(Extracts from a graphics dataset)
--- START ---
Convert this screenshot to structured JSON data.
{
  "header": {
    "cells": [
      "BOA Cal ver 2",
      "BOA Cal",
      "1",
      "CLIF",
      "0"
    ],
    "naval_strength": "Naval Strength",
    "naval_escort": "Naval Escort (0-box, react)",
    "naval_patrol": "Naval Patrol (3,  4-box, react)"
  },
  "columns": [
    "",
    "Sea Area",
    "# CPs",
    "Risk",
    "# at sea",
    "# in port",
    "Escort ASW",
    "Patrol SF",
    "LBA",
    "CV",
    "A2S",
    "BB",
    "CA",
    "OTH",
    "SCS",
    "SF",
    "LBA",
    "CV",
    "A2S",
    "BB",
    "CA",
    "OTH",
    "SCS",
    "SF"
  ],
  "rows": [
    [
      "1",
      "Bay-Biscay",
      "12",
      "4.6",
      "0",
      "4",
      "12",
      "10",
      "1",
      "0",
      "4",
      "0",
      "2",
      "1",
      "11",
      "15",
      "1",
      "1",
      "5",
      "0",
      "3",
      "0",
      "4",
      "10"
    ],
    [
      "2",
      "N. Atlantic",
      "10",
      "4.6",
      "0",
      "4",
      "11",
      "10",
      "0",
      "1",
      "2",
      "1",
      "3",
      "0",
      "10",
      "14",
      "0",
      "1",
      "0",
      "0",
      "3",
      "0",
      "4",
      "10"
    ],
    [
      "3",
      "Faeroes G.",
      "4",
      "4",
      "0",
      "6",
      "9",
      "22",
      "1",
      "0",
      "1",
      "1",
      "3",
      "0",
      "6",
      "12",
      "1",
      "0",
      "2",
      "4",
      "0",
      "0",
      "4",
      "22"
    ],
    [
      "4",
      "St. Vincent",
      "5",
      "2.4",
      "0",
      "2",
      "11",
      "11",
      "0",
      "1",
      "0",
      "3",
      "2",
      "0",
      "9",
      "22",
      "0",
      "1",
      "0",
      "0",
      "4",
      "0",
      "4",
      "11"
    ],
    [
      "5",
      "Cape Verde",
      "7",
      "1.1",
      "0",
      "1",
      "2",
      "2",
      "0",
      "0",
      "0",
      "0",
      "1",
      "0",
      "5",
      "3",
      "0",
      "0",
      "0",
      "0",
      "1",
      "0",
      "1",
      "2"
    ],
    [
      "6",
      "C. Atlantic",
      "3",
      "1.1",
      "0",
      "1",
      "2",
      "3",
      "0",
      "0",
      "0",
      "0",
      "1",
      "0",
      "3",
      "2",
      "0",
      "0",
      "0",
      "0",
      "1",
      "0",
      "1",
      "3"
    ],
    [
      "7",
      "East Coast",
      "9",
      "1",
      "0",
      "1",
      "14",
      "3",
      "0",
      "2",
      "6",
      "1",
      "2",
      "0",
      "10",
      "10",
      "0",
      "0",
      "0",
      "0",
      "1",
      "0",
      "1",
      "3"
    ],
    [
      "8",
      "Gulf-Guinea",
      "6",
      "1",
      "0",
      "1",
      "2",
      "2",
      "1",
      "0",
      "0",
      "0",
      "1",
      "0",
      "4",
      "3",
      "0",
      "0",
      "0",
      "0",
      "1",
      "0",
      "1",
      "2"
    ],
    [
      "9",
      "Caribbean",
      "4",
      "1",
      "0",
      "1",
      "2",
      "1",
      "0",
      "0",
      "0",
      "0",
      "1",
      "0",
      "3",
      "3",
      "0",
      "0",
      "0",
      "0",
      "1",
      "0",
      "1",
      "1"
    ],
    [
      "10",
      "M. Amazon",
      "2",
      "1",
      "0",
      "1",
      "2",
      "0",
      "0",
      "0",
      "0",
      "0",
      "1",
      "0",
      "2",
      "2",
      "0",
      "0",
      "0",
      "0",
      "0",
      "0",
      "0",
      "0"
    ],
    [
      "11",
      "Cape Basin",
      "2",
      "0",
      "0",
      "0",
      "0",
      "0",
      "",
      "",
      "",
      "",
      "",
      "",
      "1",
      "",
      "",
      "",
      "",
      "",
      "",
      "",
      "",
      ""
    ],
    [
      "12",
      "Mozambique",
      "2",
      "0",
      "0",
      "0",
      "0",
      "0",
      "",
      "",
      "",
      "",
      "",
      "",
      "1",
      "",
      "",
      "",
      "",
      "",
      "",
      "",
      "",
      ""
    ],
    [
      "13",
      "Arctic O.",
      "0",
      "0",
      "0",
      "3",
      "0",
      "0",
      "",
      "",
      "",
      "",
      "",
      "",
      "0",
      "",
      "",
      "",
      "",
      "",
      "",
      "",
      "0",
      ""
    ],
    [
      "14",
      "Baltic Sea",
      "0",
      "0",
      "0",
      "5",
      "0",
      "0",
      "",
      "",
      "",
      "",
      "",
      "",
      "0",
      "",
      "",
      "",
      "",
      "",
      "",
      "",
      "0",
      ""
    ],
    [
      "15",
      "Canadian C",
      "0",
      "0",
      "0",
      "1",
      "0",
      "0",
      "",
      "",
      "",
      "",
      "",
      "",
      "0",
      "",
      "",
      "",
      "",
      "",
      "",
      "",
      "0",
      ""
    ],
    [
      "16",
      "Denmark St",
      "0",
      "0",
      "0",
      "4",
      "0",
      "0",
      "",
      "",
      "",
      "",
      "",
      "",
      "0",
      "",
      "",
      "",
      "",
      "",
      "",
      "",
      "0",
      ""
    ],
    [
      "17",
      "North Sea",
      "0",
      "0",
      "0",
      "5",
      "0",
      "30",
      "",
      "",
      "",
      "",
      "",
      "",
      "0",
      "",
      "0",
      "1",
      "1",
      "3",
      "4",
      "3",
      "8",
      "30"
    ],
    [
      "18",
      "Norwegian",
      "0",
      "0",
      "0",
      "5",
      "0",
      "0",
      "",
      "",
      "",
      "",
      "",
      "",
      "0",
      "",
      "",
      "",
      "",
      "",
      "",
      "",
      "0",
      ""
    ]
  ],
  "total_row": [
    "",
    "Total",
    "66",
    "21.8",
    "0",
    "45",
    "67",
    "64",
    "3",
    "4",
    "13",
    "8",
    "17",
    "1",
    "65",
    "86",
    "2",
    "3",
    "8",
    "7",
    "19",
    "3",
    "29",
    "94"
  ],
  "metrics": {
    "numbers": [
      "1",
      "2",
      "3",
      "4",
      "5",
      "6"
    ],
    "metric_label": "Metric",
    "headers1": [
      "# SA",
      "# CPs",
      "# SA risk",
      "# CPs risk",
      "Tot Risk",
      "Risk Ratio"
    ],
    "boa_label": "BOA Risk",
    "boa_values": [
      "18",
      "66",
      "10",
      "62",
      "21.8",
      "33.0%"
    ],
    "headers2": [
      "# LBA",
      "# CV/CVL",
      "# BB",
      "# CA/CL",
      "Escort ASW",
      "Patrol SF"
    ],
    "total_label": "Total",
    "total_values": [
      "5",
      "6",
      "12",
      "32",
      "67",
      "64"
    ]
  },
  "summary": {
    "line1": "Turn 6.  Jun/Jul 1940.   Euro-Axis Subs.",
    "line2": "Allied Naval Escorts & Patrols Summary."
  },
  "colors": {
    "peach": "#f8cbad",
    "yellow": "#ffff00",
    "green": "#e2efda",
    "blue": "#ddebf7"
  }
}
--- END ---
§ Instructions to follow:
Write the listing out again, exactly as shown above.

§ Exercise answer:
Convert this screenshot to structured JSON data.
{
  "header": {
    "cells": [
      "BOA Cal ver 2",
      "BOA Cal",
      "1",
      "CLIF",
      "0"
    ],
    "naval_strength": "Naval Strength",
    "naval_escort": "Naval Escort (0-box, react)",
    "naval_patrol": "Naval Patrol (3,  4-box, react)"
  },
  "columns": [
    "",
    "Sea Area",
    "# CPs",
    "Risk",
    "# at sea",
    "# in port",
    "Escort ASW",
    "Patrol SF",
    "LBA",
    "CV",
    "A2S",
    "BB",
    "CA",
    "OTH",
    "SCS",
    "SF",
    "LBA",
    "CV",
    "A2S",
    "BB",
    "CA",
    "OTH",
    "SCS",
    "SF"
  ],
  "rows": [
    [
      "1",
      "Bay-Biscay",
      "12",
      "4.6",
      "0",
      "4",
      "12",
      "10",
      "1",
      "0",
      "4",
      "0",
      "2",
      "1",
      "11",
      "15",
      "1",
      "1",
      "5",
      "0",
      "3",
      "0",
      "4",
      "10"
    ],
    [
      "2",
      "N. Atlantic",
      "10",
      "4.6",
      "0",
      "4",
      "11",
      "10",
      "0",
      "1",
      "2",
      "1",
      "3",
      "0",
      "10",
      "14",
      "0",
      "1",
      "0",
      "0",
      "3",
      "0",
      "4",
      "10"
    ],
    [
      "3",
      "Faeroes G.",
      "4",
      "4",
      "0",
      "6",
      "9",
      "22",
      "1",
      "0",
      "1",
      "1",
      "3",
      "0",
      "6",
      "12",
      "1",
      "0",
      "2",
      "4",
      "0",
      "0",
      "4",
      "22"
    ],
    [
      "4",
      "St. Vincent",
      "5",
      "2.4",
      "0",
      "2",
      "11",
      "11",
      "0",
      "1",
      "0",
      "3",
      "2",
      "0",
      "9",
      "22",
      "0",
      "1",
      "0",
      "0",
      "4",
      "0",
      "4",
      "11"
    ],
    [
      "5",
      "Cape Verde",
      "7",
      "1.1",
      "0",
      "1",
      "2",
      "2",
      "0",
      "0",
      "0",
      "0",
      "1",
      "0",
      "5",
      "3",
      "0",
      "0",
      "0",
      "0",
      "1",
      "0",
      "1",
      "2"
    ],
    [
      "6",
      "C. Atlantic",
      "3",
      "1.1",
      "0",
      "1",
      "2",
      "3",
      "0",
      "0",
      "0",
      "0",
      "1",
      "0",
      "3",
      "2",
      "0",
      "0",
      "0",
      "0",
      "1",
      "0",
      "1",
      "3"
    ],
    [
      "7",
      "East Coast",
      "9",
      "1",
      "0",
      "1",
      "14",
      "3",
      "0",
      "2",
      "6",
      "1",
      "2",
      "0",
      "10",
      "10",
      "0",
      "0",
      "0",
      "0",
      "1",
      "0",
      "1",
      "3"
    ],
    [
      "8",
      "Gulf-Guinea",
      "6",
      "1",
      "0",
      "1",
      "2",
      "2",
      "1",
      "0",
      "0",
      "0",
      "1",
      "0",
      "4",
      "3",
      "0",
      "0",
      "0",
      "0",
      "1",
      "0",
      "1",
      "2"
    ],
    [
      "9",
      "Caribbean",
      "4",
      "1",
      "0",
      "1",
      "2",
      "1",
      "0",
      "0",
      "0",
      "0",
      "1",
      "0",
      "3",
      "3",
      "0",
      "0",
      "0",
      "0",
      "1",
      "0",
      "1",
      "1"
    ],
    [
      "10",
      "M. Amazon",
      "2",
      "1",
      "0",
      "1",
      "2",
      "0",
      "0",
      "0",
      "0",
      "0",
      "1",
      "0",
      "2",
      "2",
      "0",
      "0",
      "0",
      "0",
      "0",
      "0",
      "0",
      "0"
    ],
    [
      "11",
      "Cape Basin",
      "2",
      "0",
      "0",
      "0",
      "0",
      "0",
      "",
      "",
      "",
      "",
      "",
      "",
      "1",
      "",
      "",
      "",
      "",
      "",
      "",
      "",
      "",
      ""
    ],
    [
      "12",
      "Mozambique",
      "2",
      "0",
      "0",
      "0",
      "0",
      "0",
      "",
      "",
      "",
      "",
      "",
      "",
      "1",
      "",
      "",
      "",
      "",
      "",
      "",
      "",
      "",
      ""
    ],
    [
      "13",
      "Arctic O.",
      "0",
      "0",
      "0",
      "3",
      "0",
      "0",
      "",
      "",
      "",
      "",
      "",
      "",
      "0",
      "",
      "",
      "",
      "",
      "",
      "",
      "",
      "0",
      ""
    ],
    [
      "14",
      "Baltic Sea",
      "0",
      "0",
      "0",
      "5",
      "0",
      "0",
      "",
      "",
      "",
      "",
      "",
      "",
      "0",
      "",
      "",
      "",
      "",
      "",
      "",
      "",
      "0",
      ""
    ],
    [
      "15",
      "Canadian C",
      "0",
      "0",
      "0",
      "1",
      "0",
      "0",
      "",
      "",
      "",
      "",
      "",
      "",
      "0",
      "",
      "",
      "",
      "",
      "",
      "",
      "",
      "0",
      ""
    ],
    [
      "16",
      "Denmark St",
      "0",
      "0",
      "0",
      "4",
      "0",
      "0",
      "",
      "",
      "",
      "",
      "",
      "",
      "0",
      "",
      "",
      "",
      "",
      "",
      "",
      "",
      "0",
      ""
    ],
    [
      "17",
      "North Sea",
      "0",
      "0",
      "0",
      "5",
      "0",
      "30",
      "",
      "",
      "",
      "",
      "",
      "",
      "0",
      "",
      "0",
      "1",
      "1",
      "3",
      "4",
      "3",
      "8",
      "30"
    ],
    [
      "18",
      "Norwegian",
      "0",
      "0",
      "0",
      "5",
      "0",
      "0",
      "",
      "",
      "",
      "",
      "",
      "",
      "0",
      "",
      "",
      "",
      "",
      "",
      "",
      "",
      "0",
      ""
    ]
  ],
  "total_row": [
    "",
    "Total",
    "66",
    "21.8",
    "0",
    "45",
    "67",
    "64",
    "3",
    "4",
    "13",
    "8",
    "17",
    "1",
    "65",
    "86",
    "2",
    "3",
    "8",
    "7",
    "19",
    "3",
    "29",
    "94"
  ],
  "metrics": {
    "numbers": [
      "1",
      "2",
      "3",
      "4",
      "5",
      "6"
    ],
    "metric_label": "Metric",
    "headers1": [
      "# SA",
      "# CPs",
      "# SA risk",
      "# CPs risk",
      "Tot Risk",
      "Risk Ratio"
    ],
    "boa_label": "BOA Risk",
    "boa_values": [
      "18",
      "66",
      "10",
      "62",
      "21.8",
      "33.0%"
    ],
    "headers2": [
      "# LBA",
      "# CV/CVL",
      "# BB",
      "# CA/CL",
      "Escort ASW",
      "Patrol SF"
    ],
    "total_label": "Total",
    "total_values": [
      "5",
      "6",
      "12",
      "32",
      "67",
      "64"
    ]
  },
  "summary": {
    "line1": "Turn 6.  Jun/Jul 1940.   Euro-Axis Subs.",
    "line2": "Allied Naval Escorts & Patrols Summary."
  },
  "colors": {
    "peach": "#f8cbad",
    "yellow": "#ffff00",
    "green": "#e2efda",
    "blue": "#ddebf7"
  }
}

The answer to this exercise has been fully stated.